— Begin Exercise material —
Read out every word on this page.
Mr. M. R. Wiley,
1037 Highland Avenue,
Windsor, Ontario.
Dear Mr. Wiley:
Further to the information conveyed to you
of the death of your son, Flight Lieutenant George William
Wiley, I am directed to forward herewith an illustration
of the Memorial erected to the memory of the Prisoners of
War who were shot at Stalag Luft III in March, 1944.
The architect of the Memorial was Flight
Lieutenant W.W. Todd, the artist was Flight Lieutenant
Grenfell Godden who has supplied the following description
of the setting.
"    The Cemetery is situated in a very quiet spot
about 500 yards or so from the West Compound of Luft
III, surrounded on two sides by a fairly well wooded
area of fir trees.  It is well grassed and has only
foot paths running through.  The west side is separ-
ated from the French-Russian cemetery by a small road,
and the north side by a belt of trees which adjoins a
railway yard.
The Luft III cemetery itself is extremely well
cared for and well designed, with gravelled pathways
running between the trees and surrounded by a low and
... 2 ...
— End Exercise material —
What is needed: Repeat the material above in full, quoting it exactly.

Complete answer:
Read out every word on this page.
Mr. M. R. Wiley,
1037 Highland Avenue,
Windsor, Ontario.
Dear Mr. Wiley:
Further to the information conveyed to you
of the death of your son, Flight Lieutenant George William
Wiley, I am directed to forward herewith an illustration
of the Memorial erected to the memory of the Prisoners of
War who were shot at Stalag Luft III in March, 1944.
The architect of the Memorial was Flight
Lieutenant W.W. Todd, the artist was Flight Lieutenant
Grenfell Godden who has supplied the following description
of the setting.
"    The Cemetery is situated in a very quiet spot
about 500 yards or so from the West Compound of Luft
III, surrounded on two sides by a fairly well wooded
area of fir trees.  It is well grassed and has only
foot paths running through.  The west side is separ-
ated from the French-Russian cemetery by a small road,
and the north side by a belt of trees which adjoins a
railway yard.
The Luft III cemetery itself is extremely well
cared for and well designed, with gravelled pathways
running between the trees and surrounded by a low and
... 2 ...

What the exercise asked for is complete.